### TO DO
Write out all of the entries exactly as given.

### MATERIAL PROVIDED
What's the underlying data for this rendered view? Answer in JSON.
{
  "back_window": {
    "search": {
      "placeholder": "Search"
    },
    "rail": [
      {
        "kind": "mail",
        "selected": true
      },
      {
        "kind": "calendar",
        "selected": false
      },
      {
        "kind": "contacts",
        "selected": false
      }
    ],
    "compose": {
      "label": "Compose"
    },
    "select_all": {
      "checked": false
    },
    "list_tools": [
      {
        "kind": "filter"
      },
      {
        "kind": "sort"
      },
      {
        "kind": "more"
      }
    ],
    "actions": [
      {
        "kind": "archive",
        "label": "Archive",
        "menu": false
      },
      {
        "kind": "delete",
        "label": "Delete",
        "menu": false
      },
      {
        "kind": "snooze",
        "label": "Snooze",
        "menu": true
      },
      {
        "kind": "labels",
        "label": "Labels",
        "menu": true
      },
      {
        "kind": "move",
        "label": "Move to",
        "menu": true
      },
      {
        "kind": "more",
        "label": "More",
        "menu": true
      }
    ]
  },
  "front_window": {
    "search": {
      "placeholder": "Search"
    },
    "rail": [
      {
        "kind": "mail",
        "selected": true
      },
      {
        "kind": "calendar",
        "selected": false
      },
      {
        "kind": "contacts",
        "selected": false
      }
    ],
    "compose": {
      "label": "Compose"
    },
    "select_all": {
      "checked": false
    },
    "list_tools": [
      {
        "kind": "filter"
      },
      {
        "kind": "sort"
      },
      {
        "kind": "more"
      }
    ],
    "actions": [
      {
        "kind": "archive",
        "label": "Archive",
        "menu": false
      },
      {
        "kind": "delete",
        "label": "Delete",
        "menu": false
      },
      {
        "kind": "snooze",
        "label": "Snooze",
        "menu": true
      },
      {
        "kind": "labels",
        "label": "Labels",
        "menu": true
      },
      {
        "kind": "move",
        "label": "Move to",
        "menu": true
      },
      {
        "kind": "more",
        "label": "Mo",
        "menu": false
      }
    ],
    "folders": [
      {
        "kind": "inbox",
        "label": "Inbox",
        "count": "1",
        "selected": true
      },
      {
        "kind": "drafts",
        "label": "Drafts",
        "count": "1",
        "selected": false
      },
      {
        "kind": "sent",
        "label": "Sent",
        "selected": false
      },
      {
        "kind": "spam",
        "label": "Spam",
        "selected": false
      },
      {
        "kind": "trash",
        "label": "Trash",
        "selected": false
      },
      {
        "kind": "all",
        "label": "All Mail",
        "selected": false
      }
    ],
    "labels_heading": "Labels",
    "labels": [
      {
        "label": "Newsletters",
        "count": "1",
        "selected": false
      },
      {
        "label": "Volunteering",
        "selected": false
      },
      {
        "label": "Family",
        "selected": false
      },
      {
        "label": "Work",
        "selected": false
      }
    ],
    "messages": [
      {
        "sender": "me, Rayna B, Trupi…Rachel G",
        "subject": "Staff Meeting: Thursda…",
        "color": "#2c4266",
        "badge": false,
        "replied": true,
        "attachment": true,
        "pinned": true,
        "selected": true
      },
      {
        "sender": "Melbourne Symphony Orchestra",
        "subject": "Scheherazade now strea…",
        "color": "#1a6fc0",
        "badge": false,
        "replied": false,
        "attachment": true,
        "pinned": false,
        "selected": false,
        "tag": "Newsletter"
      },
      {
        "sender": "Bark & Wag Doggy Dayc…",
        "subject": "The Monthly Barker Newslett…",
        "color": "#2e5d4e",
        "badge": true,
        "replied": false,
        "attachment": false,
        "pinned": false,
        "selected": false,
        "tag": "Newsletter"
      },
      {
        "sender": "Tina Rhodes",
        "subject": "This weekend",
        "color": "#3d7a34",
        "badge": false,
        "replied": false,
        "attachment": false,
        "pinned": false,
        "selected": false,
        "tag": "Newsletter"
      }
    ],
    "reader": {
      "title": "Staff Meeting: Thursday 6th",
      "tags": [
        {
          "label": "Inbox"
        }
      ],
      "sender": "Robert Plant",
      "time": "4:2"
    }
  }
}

### THE OUTPUT
What's the underlying data for this rendered view? Answer in JSON.
{
  "back_window": {
    "search": {
      "placeholder": "Search"
    },
    "rail": [
      {
        "kind": "mail",
        "selected": true
      },
      {
        "kind": "calendar",
        "selected": false
      },
      {
        "kind": "contacts",
        "selected": false
      }
    ],
    "compose": {
      "label": "Compose"
    },
    "select_all": {
      "checked": false
    },
    "list_tools": [
      {
        "kind": "filter"
      },
      {
        "kind": "sort"
      },
      {
        "kind": "more"
      }
    ],
    "actions": [
      {
        "kind": "archive",
        "label": "Archive",
        "menu": false
      },
      {
        "kind": "delete",
        "label": "Delete",
        "menu": false
      },
      {
        "kind": "snooze",
        "label": "Snooze",
        "menu": true
      },
      {
        "kind": "labels",
        "label": "Labels",
        "menu": true
      },
      {
        "kind": "move",
        "label": "Move to",
        "menu": true
      },
      {
        "kind": "more",
        "label": "More",
        "menu": true
      }
    ]
  },
  "front_window": {
    "search": {
      "placeholder": "Search"
    },
    "rail": [
      {
        "kind": "mail",
        "selected": true
      },
      {
        "kind": "calendar",
        "selected": false
      },
      {
        "kind": "contacts",
        "selected": false
      }
    ],
    "compose": {
      "label": "Compose"
    },
    "select_all": {
      "checked": false
    },
    "list_tools": [
      {
        "kind": "filter"
      },
      {
        "kind": "sort"
      },
      {
        "kind": "more"
      }
    ],
    "actions": [
      {
        "kind": "archive",
        "label": "Archive",
        "menu": false
      },
      {
        "kind": "delete",
        "label": "Delete",
        "menu": false
      },
      {
        "kind": "snooze",
        "label": "Snooze",
        "menu": true
      },
      {
        "kind": "labels",
        "label": "Labels",
        "menu": true
      },
      {
        "kind": "move",
        "label": "Move to",
        "menu": true
      },
      {
        "kind": "more",
        "label": "Mo",
        "menu": false
      }
    ],
    "folders": [
      {
        "kind": "inbox",
        "label": "Inbox",
        "count": "1",
        "selected": true
      },
      {
        "kind": "drafts",
        "label": "Drafts",
        "count": "1",
        "selected": false
      },
      {
        "kind": "sent",
        "label": "Sent",
        "selected": false
      },
      {
        "kind": "spam",
        "label": "Spam",
        "selected": false
      },
      {
        "kind": "trash",
        "label": "Trash",
        "selected": false
      },
      {
        "kind": "all",
        "label": "All Mail",
        "selected": false
      }
    ],
    "labels_heading": "Labels",
    "labels": [
      {
        "label": "Newsletters",
        "count": "1",
        "selected": false
      },
      {
        "label": "Volunteering",
        "selected": false
      },
      {
        "label": "Family",
        "selected": false
      },
      {
        "label": "Work",
        "selected": false
      }
    ],
    "messages": [
      {
        "sender": "me, Rayna B, Trupi…Rachel G",
        "subject": "Staff Meeting: Thursda…",
        "color": "#2c4266",
        "badge": false,
        "replied": true,
        "attachment": true,
        "pinned": true,
        "selected": true
      },
      {
        "sender": "Melbourne Symphony Orchestra",
        "subject": "Scheherazade now strea…",
        "color": "#1a6fc0",
        "badge": false,
        "replied": false,
        "attachment": true,
        "pinned": false,
        "selected": false,
        "tag": "Newsletter"
      },
      {
        "sender": "Bark & Wag Doggy Dayc…",
        "subject": "The Monthly Barker Newslett…",
        "color": "#2e5d4e",
        "badge": true,
        "replied": false,
        "attachment": false,
        "pinned": false,
        "selected": false,
        "tag": "Newsletter"
      },
      {
        "sender": "Tina Rhodes",
        "subject": "This weekend",
        "color": "#3d7a34",
        "badge": false,
        "replied": false,
        "attachment": false,
        "pinned": false,
        "selected": false,
        "tag": "Newsletter"
      }
    ],
    "reader": {
      "title": "Staff Meeting: Thursday 6th",
      "tags": [
        {
          "label": "Inbox"
        }
      ],
      "sender": "Robert Plant",
      "time": "4:2"
    }
  }
}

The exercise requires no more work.